### GOAL
In the listing below, locate the lines that hold the string "Auth". Copy those lines.

### INPUT MATERIAL
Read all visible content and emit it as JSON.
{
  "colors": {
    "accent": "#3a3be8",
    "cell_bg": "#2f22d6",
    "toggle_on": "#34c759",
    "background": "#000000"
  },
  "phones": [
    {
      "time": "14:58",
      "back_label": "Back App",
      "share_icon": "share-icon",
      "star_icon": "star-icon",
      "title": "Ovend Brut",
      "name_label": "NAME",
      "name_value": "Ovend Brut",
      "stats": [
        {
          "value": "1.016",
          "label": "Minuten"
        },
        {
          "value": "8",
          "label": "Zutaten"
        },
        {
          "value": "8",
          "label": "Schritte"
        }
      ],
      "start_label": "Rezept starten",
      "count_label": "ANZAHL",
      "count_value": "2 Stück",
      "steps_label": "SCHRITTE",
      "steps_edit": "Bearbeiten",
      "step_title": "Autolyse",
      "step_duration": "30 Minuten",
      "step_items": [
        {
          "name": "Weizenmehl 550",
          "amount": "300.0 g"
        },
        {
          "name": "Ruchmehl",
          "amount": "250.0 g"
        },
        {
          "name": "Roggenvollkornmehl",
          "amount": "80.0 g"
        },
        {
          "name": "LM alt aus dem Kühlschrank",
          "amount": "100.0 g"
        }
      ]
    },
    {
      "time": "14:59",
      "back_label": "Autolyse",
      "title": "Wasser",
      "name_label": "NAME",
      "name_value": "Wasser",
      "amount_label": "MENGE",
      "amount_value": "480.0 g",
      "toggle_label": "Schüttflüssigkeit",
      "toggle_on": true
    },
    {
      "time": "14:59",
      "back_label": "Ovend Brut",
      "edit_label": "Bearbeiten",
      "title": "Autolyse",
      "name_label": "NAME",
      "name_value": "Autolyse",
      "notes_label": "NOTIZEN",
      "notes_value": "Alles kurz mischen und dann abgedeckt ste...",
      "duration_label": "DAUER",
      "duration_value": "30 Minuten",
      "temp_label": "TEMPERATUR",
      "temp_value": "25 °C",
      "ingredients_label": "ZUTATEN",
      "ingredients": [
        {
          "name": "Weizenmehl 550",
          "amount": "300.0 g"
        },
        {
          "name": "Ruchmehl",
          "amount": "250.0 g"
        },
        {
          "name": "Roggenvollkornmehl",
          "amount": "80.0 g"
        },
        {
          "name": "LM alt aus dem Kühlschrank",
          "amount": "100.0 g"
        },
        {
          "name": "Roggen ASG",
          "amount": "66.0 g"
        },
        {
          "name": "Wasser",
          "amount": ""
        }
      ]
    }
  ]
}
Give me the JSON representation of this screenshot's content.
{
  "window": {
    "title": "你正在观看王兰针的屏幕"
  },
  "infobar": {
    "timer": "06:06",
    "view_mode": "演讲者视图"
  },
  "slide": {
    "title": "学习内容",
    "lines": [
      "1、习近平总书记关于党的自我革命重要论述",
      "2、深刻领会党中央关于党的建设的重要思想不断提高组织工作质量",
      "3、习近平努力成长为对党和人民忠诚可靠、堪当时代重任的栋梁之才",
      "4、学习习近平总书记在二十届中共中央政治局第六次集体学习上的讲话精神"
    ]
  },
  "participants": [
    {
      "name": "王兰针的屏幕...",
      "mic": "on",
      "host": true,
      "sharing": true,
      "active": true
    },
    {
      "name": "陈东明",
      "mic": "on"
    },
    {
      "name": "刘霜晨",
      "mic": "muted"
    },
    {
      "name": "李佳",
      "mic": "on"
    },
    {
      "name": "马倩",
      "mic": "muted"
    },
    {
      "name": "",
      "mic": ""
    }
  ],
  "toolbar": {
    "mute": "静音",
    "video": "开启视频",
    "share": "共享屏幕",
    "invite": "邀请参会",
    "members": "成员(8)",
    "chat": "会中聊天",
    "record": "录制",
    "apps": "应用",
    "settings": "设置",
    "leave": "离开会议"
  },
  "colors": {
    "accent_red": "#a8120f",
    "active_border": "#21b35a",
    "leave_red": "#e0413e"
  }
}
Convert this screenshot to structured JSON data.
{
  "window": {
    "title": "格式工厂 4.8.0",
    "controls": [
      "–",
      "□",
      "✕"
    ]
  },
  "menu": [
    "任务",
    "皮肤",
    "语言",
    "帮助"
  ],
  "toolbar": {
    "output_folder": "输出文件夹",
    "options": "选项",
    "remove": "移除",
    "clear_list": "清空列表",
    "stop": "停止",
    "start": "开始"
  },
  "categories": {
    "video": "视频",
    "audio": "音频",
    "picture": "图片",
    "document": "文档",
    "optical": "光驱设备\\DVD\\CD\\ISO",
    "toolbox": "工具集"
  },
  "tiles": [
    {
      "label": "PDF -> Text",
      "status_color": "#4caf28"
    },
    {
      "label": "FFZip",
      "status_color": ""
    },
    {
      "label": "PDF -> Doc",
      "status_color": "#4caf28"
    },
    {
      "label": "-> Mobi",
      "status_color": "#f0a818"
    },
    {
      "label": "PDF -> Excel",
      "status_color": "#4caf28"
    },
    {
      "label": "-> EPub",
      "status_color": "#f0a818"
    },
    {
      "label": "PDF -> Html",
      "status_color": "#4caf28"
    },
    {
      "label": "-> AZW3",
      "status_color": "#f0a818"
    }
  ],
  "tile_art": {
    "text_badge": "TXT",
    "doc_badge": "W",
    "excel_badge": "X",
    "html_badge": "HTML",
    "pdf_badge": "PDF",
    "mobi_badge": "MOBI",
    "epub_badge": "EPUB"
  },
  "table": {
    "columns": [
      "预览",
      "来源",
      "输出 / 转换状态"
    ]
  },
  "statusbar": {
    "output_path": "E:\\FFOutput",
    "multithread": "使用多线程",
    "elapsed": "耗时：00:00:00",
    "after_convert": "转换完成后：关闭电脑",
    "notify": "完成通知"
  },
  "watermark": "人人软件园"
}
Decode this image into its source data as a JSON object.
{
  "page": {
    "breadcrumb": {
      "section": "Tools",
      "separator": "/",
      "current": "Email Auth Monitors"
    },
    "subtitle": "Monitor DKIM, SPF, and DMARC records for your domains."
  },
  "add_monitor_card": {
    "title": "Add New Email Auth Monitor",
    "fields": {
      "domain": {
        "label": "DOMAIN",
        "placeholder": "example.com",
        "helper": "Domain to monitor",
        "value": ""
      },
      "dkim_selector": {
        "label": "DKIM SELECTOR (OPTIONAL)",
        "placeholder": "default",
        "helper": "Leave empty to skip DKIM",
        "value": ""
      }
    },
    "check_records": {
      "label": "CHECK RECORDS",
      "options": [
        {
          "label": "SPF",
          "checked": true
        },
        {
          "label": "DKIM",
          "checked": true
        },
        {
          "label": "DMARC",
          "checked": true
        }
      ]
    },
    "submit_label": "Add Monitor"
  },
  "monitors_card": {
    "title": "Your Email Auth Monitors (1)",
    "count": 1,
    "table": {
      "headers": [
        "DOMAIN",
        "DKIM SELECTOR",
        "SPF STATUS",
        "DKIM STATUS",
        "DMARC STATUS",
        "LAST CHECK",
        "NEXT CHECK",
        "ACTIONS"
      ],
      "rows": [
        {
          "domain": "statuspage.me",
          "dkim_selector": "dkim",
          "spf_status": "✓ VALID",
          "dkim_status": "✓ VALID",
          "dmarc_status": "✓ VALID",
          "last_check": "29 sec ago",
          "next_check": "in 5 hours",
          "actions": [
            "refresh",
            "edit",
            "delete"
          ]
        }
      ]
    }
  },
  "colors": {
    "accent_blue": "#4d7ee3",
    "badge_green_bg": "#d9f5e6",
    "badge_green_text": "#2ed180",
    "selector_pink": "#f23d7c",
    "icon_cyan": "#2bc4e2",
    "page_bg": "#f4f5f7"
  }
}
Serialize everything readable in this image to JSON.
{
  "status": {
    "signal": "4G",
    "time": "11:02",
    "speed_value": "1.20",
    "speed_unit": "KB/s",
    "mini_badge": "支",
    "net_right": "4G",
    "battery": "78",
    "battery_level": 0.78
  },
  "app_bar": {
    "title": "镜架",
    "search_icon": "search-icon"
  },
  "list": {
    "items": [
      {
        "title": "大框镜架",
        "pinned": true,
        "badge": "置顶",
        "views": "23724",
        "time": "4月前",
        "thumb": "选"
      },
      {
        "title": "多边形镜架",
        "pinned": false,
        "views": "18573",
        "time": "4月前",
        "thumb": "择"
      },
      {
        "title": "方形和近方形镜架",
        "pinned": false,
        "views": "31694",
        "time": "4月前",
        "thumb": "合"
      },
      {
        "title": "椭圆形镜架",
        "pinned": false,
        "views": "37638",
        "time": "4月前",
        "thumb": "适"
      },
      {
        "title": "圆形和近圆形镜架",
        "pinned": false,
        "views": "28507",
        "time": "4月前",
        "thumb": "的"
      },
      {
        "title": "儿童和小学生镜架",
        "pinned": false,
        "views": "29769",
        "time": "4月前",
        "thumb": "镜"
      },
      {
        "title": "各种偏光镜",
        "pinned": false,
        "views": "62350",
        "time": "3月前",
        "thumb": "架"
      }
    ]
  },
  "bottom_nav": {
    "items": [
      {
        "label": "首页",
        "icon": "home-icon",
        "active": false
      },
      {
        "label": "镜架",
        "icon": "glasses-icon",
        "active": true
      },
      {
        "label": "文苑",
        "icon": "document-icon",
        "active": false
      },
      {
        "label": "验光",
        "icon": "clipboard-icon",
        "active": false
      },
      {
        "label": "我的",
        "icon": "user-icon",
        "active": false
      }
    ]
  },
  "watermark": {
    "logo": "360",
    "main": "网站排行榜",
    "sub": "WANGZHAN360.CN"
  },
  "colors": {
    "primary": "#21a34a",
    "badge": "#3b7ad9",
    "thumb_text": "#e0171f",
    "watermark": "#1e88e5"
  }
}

### THE RESPONSE
      "current": "Email Auth Monitors"
    "title": "Add New Email Auth Monitor",
    "title": "Your Email Auth Monitors (1)",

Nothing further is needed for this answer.